• _ACTIVITIES_:
[A] In the text on sexual dysfunction after cystectomy, rewrite the paragraph beginning "Patients with bladder cancer managed with cystectomy" as a shorter bulleted list that keeps its main facts.
[B] Pick up the text on sexual dysfunction after cystectomy after its final sentence and continue it.

• _DOCUMENT TEXT_:
__________________________________________________

Life course and partner centered sexual dysfunction
Patients with bladder cancer managed with cystectomy may experience changes in both relationships and life priorities. Mansson studied post operative adjustments in patients after cystectomy, and found that although relationships with friends were unchanged, relationships with spouse or partner were disturbed by sexual problems.51 Somani and colleagues interviewed 32 patient pre and post cystectomy to identify the most important factors contributing to quality of life. In their study patients consistently noted family, relationships, health, and finance as important determinants of quality of life.52 Thus social and life course factors play an important role in patient quality of life and should therefore be addressed during patient counseling. Partner response to the presence of an external appliance, stoma or catheterizable channel may also strain intimate relationships and contribute to a dysfunctional sex life. Although partner response and repulsion has been better studied among patients with colostomies, the partner’s view and response to an altered body after cystectomy may also limit intimacy and interest in sexual activities.53
Treatment of Sexual Dysfunction
While a detailed description of the mangement of sexual dysfunction associated with cystectomy and urinary diversion is beyond the scope of this review, several medical interventions are available for the management of post-cystectomy erectile dysfunction. As following other pelvic surgeries, erectile dysfunction associated with cystectomy can be managed with phosphodiesterase-5-inhibitors(PDE5I), intracorporal injection (ICI), transurethral suppositories or vacuum pump devices. Among patients for whom medical therapy is not effective, surgical management with penile prosthesis placement is an alternative effective, albeit invasive approach. However, while the majority of the literature on ED after pelvic surgery has been derived from prostatectomy patients, the efficacy of these ED algorithms have not been well studied in cystectomy patients.54–57 Sexual counseling may serve as an adjunctive therapy to help with adherence to ED therapy. Sexual counseling increases efficacy of ICI treatment, decreases dropout rates, and increases the number of patient who responded to only PDE51.58 Counseling from a mutli-disciplinary approach to address both male and female factors of sexual dysfunction may be required. Appropriate education about the availability and use of the use of assistive devices is needed to regaining sexual function.59 As described in earlier sections of this review, a comprehensive approach to uncovering and managing the numerous factors, both organic and non-organic, that can contribute to sexual dysfunction following cystectomy and urinary diversion may be necessary when counseling this patient population.

__________________________________________________

• _SUPPLIED DATA_:
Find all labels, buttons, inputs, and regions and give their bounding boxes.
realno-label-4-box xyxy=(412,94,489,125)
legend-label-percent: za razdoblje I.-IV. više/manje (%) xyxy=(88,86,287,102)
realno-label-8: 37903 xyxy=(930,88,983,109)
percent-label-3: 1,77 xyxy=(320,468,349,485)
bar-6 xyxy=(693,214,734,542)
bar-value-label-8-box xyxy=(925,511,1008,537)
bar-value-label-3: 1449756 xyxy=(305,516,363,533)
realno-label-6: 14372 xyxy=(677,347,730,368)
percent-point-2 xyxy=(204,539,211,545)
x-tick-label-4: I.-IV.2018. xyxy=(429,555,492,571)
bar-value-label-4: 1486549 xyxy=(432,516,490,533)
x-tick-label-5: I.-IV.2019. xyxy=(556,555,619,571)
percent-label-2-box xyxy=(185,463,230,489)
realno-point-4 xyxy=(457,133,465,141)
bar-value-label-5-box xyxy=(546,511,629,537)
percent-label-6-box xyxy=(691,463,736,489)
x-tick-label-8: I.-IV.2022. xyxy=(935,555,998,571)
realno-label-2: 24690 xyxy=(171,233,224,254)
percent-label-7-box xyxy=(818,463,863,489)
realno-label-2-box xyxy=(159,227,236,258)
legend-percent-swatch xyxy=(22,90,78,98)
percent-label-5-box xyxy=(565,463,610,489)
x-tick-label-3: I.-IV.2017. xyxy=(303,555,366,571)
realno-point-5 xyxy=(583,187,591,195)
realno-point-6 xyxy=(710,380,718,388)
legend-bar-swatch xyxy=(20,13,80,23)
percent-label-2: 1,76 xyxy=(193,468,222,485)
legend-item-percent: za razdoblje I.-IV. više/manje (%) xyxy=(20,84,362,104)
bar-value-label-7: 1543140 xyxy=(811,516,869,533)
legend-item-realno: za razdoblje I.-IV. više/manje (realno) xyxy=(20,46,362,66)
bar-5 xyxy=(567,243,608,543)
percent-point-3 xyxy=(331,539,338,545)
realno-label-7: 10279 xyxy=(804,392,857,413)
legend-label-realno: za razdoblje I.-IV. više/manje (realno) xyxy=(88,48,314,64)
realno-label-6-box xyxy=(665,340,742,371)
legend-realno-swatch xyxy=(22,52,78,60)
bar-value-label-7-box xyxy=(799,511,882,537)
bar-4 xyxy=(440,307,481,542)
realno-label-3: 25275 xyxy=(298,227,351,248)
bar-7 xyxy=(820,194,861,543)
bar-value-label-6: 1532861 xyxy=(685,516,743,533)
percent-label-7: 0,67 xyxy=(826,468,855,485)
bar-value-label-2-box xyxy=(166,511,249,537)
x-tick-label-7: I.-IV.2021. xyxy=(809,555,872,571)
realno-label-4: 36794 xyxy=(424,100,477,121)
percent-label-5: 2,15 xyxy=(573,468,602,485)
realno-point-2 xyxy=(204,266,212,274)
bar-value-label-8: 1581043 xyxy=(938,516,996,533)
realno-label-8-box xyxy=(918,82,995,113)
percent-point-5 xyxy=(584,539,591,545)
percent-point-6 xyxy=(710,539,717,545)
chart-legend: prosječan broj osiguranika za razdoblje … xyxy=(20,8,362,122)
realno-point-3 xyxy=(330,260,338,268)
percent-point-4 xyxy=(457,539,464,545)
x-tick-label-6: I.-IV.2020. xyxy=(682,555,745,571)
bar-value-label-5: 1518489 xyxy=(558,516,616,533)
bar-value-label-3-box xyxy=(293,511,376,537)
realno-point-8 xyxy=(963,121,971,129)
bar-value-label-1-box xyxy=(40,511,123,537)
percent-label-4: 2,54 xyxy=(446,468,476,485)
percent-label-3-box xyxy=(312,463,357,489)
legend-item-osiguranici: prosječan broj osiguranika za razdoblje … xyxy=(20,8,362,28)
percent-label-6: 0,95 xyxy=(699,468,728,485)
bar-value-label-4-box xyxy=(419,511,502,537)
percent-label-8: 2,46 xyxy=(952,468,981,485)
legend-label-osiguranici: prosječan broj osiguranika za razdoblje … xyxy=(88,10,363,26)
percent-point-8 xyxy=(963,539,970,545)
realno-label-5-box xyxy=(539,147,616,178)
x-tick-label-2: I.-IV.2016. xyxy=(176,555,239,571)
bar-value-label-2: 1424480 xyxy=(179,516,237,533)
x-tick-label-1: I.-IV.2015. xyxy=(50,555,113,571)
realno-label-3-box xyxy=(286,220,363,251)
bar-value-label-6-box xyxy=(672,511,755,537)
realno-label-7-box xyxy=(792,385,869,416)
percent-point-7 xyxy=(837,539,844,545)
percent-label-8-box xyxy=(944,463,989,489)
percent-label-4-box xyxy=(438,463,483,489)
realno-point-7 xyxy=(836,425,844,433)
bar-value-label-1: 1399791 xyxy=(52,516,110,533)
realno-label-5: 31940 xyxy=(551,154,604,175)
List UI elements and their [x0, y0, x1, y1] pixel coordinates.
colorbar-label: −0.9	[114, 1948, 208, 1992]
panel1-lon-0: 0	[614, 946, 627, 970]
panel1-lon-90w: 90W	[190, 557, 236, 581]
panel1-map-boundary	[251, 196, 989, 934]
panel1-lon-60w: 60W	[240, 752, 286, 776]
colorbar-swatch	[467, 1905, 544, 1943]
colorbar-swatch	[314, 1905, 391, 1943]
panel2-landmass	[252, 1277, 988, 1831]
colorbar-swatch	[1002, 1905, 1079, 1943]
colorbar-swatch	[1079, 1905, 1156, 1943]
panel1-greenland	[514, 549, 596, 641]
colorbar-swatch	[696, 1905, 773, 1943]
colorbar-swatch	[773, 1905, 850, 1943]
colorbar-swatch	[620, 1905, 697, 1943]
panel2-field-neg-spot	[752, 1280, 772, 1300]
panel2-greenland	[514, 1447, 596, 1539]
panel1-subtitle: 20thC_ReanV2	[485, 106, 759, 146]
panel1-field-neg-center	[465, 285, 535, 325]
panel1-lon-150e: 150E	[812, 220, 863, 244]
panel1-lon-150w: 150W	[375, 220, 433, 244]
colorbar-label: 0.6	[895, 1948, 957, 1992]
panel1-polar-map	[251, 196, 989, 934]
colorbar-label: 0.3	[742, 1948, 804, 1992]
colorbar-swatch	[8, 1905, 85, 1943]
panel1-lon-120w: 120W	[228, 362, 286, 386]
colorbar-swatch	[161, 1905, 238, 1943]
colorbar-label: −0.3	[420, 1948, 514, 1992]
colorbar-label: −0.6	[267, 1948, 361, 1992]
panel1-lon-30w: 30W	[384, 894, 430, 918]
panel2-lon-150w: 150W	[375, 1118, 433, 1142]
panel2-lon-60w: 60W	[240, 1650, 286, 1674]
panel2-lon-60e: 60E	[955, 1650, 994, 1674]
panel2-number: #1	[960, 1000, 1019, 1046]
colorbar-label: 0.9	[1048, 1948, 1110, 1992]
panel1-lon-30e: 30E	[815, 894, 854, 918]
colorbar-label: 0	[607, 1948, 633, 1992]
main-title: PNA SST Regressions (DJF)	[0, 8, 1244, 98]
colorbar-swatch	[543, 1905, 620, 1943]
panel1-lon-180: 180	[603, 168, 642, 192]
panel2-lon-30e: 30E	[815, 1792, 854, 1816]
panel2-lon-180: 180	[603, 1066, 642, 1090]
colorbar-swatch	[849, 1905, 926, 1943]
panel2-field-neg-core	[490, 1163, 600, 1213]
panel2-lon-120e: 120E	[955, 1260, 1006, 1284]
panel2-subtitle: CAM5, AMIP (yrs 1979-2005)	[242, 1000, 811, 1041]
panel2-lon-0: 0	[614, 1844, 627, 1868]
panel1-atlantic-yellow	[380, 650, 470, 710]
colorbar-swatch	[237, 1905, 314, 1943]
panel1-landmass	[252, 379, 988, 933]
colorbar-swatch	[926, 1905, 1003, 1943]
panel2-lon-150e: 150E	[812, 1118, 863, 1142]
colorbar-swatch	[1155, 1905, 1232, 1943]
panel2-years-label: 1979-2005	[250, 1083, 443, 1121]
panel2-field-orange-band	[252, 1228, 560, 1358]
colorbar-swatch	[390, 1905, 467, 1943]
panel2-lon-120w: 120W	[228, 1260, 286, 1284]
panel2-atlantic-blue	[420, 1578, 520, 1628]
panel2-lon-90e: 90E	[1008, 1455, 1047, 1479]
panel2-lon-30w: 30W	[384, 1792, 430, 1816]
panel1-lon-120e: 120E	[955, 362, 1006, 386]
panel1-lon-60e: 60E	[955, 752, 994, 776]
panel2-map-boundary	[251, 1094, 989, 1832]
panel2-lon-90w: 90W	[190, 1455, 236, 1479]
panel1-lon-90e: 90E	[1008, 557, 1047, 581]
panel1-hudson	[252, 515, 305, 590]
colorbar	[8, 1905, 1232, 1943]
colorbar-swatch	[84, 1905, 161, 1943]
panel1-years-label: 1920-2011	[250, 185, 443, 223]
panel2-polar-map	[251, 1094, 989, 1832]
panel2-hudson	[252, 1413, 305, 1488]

__________________________________________________

• _RESULTS BY TASK_:
[A]
- Patients who undergo cystectomy for bladder cancer may see changes in their relationships and life priorities.
- Mansson found that relationships with friends stayed the same after cystectomy, but sexual problems disturbed relationships with a spouse or partner.
- Somani and colleagues interviewed 32 patients before and after cystectomy. Patients consistently named family, relationships, health, and finance as important determinants of quality of life.
- Social and life course factors therefore affect quality of life and should be addressed in patient counseling.
- A partner's response to an external appliance, stoma, or catheterizable channel may strain intimate relationships and contribute to a dysfunctional sex life.
- Partner response has been studied more in patients with colostomies. After cystectomy, a partner's view of the altered body may also limit intimacy and interest in sex.

[B]
Conclusion
Cystectomy is a commonly performed surgery with significant effects on quality of life. HRQOL surveys attempt to understand the challenges that face patients after surgery but face limitation. Sexual impairment and dysfunction is a significant problem for men and women following cystectomy. Sexual dysfunction results from a combination of organic factors and iatrogenic factors from surgery. These combined with psychological stressors such as body image changes, all contribute to sexual dysfunction. Surgical strategies such as nerve sparing or vaginal sparing cystectomy in appropriately selected patient may provide the best chance for potency after surgery and also best chance of success with oral medication. Sexual dysfunction and quality of life is similar regardless if continent or incontinent diversion is performed. Better understanding of sexual dysfunction and algorithms to aid recovery are areas of continued exploration.